§ Task:
Restate every entry word for word.
——————————
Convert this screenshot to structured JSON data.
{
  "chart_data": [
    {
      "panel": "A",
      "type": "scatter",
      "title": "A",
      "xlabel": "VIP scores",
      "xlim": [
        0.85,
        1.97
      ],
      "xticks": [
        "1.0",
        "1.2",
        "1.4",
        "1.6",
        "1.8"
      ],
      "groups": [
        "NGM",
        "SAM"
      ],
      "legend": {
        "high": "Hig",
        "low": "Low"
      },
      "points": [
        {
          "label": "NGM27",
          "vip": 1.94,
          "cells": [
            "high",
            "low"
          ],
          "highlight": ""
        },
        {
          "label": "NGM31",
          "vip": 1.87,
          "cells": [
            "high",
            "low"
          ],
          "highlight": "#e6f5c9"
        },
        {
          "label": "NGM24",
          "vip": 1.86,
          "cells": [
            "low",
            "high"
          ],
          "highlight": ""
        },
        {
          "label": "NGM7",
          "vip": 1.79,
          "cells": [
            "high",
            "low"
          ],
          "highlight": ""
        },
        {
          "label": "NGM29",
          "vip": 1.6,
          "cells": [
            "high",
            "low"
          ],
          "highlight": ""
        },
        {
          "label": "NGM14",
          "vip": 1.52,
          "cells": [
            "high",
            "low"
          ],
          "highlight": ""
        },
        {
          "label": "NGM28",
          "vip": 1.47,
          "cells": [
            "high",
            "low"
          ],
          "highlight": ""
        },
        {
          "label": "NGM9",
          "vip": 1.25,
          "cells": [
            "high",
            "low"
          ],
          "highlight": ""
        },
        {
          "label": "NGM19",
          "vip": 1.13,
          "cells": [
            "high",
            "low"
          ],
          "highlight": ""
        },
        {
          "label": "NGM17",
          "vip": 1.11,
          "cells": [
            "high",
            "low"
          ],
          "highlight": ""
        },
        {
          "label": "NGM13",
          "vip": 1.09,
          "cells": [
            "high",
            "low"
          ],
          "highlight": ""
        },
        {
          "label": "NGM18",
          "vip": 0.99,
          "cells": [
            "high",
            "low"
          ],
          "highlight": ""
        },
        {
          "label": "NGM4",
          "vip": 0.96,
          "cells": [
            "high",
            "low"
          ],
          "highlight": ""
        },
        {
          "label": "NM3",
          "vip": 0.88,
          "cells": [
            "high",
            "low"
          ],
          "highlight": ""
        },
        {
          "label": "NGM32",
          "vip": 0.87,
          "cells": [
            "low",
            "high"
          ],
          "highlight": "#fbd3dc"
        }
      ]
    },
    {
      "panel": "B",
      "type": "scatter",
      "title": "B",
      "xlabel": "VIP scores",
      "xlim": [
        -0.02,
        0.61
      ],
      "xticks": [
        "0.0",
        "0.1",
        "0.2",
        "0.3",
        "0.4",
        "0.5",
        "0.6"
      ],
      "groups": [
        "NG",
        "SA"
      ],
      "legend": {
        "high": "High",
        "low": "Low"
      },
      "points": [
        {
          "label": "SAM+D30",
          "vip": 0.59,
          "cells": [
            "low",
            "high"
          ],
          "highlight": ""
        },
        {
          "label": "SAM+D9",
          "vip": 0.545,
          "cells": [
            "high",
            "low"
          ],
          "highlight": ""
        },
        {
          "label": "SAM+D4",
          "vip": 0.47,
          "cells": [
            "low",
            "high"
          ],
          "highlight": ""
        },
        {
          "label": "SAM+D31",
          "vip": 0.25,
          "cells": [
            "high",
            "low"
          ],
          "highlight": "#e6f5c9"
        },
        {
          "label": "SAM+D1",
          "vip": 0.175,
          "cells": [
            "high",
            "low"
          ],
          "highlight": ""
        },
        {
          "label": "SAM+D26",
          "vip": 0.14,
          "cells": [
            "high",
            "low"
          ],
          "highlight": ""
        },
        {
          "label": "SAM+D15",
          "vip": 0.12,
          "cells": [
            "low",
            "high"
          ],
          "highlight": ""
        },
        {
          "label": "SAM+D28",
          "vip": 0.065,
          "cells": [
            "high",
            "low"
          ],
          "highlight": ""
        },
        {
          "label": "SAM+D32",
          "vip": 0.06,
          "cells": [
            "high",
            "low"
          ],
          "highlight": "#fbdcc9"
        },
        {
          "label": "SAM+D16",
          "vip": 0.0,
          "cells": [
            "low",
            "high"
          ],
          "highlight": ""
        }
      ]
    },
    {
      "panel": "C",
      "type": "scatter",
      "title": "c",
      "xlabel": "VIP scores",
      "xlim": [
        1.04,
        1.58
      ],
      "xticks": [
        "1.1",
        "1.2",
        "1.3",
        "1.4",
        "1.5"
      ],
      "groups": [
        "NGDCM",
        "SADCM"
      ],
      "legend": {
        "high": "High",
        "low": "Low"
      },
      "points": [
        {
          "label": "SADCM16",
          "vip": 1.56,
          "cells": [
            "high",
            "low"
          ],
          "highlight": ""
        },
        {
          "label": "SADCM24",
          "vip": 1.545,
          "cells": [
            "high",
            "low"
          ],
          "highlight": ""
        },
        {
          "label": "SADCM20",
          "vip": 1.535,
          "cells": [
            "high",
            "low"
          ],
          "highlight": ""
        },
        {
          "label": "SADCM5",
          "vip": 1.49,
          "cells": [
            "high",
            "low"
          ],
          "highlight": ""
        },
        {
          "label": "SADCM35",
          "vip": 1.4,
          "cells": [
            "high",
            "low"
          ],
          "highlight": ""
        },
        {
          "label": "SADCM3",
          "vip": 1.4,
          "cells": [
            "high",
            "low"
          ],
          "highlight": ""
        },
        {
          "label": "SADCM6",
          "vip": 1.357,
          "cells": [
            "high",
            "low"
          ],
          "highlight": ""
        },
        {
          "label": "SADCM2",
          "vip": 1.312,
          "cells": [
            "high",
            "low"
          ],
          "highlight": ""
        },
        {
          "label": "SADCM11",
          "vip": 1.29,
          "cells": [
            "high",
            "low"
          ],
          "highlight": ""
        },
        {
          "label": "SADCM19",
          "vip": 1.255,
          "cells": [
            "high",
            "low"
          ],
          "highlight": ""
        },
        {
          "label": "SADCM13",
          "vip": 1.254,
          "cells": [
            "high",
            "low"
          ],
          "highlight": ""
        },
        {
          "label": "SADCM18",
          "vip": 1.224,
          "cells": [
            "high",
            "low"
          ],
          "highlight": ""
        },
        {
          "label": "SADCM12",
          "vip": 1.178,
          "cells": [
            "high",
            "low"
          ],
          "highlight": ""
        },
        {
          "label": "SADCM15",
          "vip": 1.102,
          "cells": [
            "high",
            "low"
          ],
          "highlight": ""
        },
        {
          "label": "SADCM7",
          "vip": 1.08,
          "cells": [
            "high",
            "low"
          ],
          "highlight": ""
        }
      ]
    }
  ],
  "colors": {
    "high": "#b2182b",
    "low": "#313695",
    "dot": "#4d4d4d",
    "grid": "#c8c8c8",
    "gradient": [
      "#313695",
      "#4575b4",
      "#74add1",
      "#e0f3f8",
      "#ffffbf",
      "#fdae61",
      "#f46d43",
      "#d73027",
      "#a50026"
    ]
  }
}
——————————
§ Full answer:
Convert this screenshot to structured JSON data.
{
  "chart_data": [
    {
      "panel": "A",
      "type": "scatter",
      "title": "A",
      "xlabel": "VIP scores",
      "xlim": [
        0.85,
        1.97
      ],
      "xticks": [
        "1.0",
        "1.2",
        "1.4",
        "1.6",
        "1.8"
      ],
      "groups": [
        "NGM",
        "SAM"
      ],
      "legend": {
        "high": "Hig",
        "low": "Low"
      },
      "points": [
        {
          "label": "NGM27",
          "vip": 1.94,
          "cells": [
            "high",
            "low"
          ],
          "highlight": ""
        },
        {
          "label": "NGM31",
          "vip": 1.87,
          "cells": [
            "high",
            "low"
          ],
          "highlight": "#e6f5c9"
        },
        {
          "label": "NGM24",
          "vip": 1.86,
          "cells": [
            "low",
            "high"
          ],
          "highlight": ""
        },
        {
          "label": "NGM7",
          "vip": 1.79,
          "cells": [
            "high",
            "low"
          ],
          "highlight": ""
        },
        {
          "label": "NGM29",
          "vip": 1.6,
          "cells": [
            "high",
            "low"
          ],
          "highlight": ""
        },
        {
          "label": "NGM14",
          "vip": 1.52,
          "cells": [
            "high",
            "low"
          ],
          "highlight": ""
        },
        {
          "label": "NGM28",
          "vip": 1.47,
          "cells": [
            "high",
            "low"
          ],
          "highlight": ""
        },
        {
          "label": "NGM9",
          "vip": 1.25,
          "cells": [
            "high",
            "low"
          ],
          "highlight": ""
        },
        {
          "label": "NGM19",
          "vip": 1.13,
          "cells": [
            "high",
            "low"
          ],
          "highlight": ""
        },
        {
          "label": "NGM17",
          "vip": 1.11,
          "cells": [
            "high",
            "low"
          ],
          "highlight": ""
        },
        {
          "label": "NGM13",
          "vip": 1.09,
          "cells": [
            "high",
            "low"
          ],
          "highlight": ""
        },
        {
          "label": "NGM18",
          "vip": 0.99,
          "cells": [
            "high",
            "low"
          ],
          "highlight": ""
        },
        {
          "label": "NGM4",
          "vip": 0.96,
          "cells": [
            "high",
            "low"
          ],
          "highlight": ""
        },
        {
          "label": "NM3",
          "vip": 0.88,
          "cells": [
            "high",
            "low"
          ],
          "highlight": ""
        },
        {
          "label": "NGM32",
          "vip": 0.87,
          "cells": [
            "low",
            "high"
          ],
          "highlight": "#fbd3dc"
        }
      ]
    },
    {
      "panel": "B",
      "type": "scatter",
      "title": "B",
      "xlabel": "VIP scores",
      "xlim": [
        -0.02,
        0.61
      ],
      "xticks": [
        "0.0",
        "0.1",
        "0.2",
        "0.3",
        "0.4",
        "0.5",
        "0.6"
      ],
      "groups": [
        "NG",
        "SA"
      ],
      "legend": {
        "high": "High",
        "low": "Low"
      },
      "points": [
        {
          "label": "SAM+D30",
          "vip": 0.59,
          "cells": [
            "low",
            "high"
          ],
          "highlight": ""
        },
        {
          "label": "SAM+D9",
          "vip": 0.545,
          "cells": [
            "high",
            "low"
          ],
          "highlight": ""
        },
        {
          "label": "SAM+D4",
          "vip": 0.47,
          "cells": [
            "low",
            "high"
          ],
          "highlight": ""
        },
        {
          "label": "SAM+D31",
          "vip": 0.25,
          "cells": [
            "high",
            "low"
          ],
          "highlight": "#e6f5c9"
        },
        {
          "label": "SAM+D1",
          "vip": 0.175,
          "cells": [
            "high",
            "low"
          ],
          "highlight": ""
        },
        {
          "label": "SAM+D26",
          "vip": 0.14,
          "cells": [
            "high",
            "low"
          ],
          "highlight": ""
        },
        {
          "label": "SAM+D15",
          "vip": 0.12,
          "cells": [
            "low",
            "high"
          ],
          "highlight": ""
        },
        {
          "label": "SAM+D28",
          "vip": 0.065,
          "cells": [
            "high",
            "low"
          ],
          "highlight": ""
        },
        {
          "label": "SAM+D32",
          "vip": 0.06,
          "cells": [
            "high",
            "low"
          ],
          "highlight": "#fbdcc9"
        },
        {
          "label": "SAM+D16",
          "vip": 0.0,
          "cells": [
            "low",
            "high"
          ],
          "highlight": ""
        }
      ]
    },
    {
      "panel": "C",
      "type": "scatter",
      "title": "c",
      "xlabel": "VIP scores",
      "xlim": [
        1.04,
        1.58
      ],
      "xticks": [
        "1.1",
        "1.2",
        "1.3",
        "1.4",
        "1.5"
      ],
      "groups": [
        "NGDCM",
        "SADCM"
      ],
      "legend": {
        "high": "High",
        "low": "Low"
      },
      "points": [
        {
          "label": "SADCM16",
          "vip": 1.56,
          "cells": [
            "high",
            "low"
          ],
          "highlight": ""
        },
        {
          "label": "SADCM24",
          "vip": 1.545,
          "cells": [
            "high",
            "low"
          ],
          "highlight": ""
        },
        {
          "label": "SADCM20",
          "vip": 1.535,
          "cells": [
            "high",
            "low"
          ],
          "highlight": ""
        },
        {
          "label": "SADCM5",
          "vip": 1.49,
          "cells": [
            "high",
            "low"
          ],
          "highlight": ""
        },
        {
          "label": "SADCM35",
          "vip": 1.4,
          "cells": [
            "high",
            "low"
          ],
          "highlight": ""
        },
        {
          "label": "SADCM3",
          "vip": 1.4,
          "cells": [
            "high",
            "low"
          ],
          "highlight": ""
        },
        {
          "label": "SADCM6",
          "vip": 1.357,
          "cells": [
            "high",
            "low"
          ],
          "highlight": ""
        },
        {
          "label": "SADCM2",
          "vip": 1.312,
          "cells": [
            "high",
            "low"
          ],
          "highlight": ""
        },
        {
          "label": "SADCM11",
          "vip": 1.29,
          "cells": [
            "high",
            "low"
          ],
          "highlight": ""
        },
        {
          "label": "SADCM19",
          "vip": 1.255,
          "cells": [
            "high",
            "low"
          ],
          "highlight": ""
        },
        {
          "label": "SADCM13",
          "vip": 1.254,
          "cells": [
            "high",
            "low"
          ],
          "highlight": ""
        },
        {
          "label": "SADCM18",
          "vip": 1.224,
          "cells": [
            "high",
            "low"
          ],
          "highlight": ""
        },
        {
          "label": "SADCM12",
          "vip": 1.178,
          "cells": [
            "high",
            "low"
          ],
          "highlight": ""
        },
        {
          "label": "SADCM15",
          "vip": 1.102,
          "cells": [
            "high",
            "low"
          ],
          "highlight": ""
        },
        {
          "label": "SADCM7",
          "vip": 1.08,
          "cells": [
            "high",
            "low"
          ],
          "highlight": ""
        }
      ]
    }
  ],
  "colors": {
    "high": "#b2182b",
    "low": "#313695",
    "dot": "#4d4d4d",
    "grid": "#c8c8c8",
    "gradient": [
      "#313695",
      "#4575b4",
      "#74add1",
      "#e0f3f8",
      "#ffffbf",
      "#fdae61",
      "#f46d43",
      "#d73027",
      "#a50026"
    ]
  }
}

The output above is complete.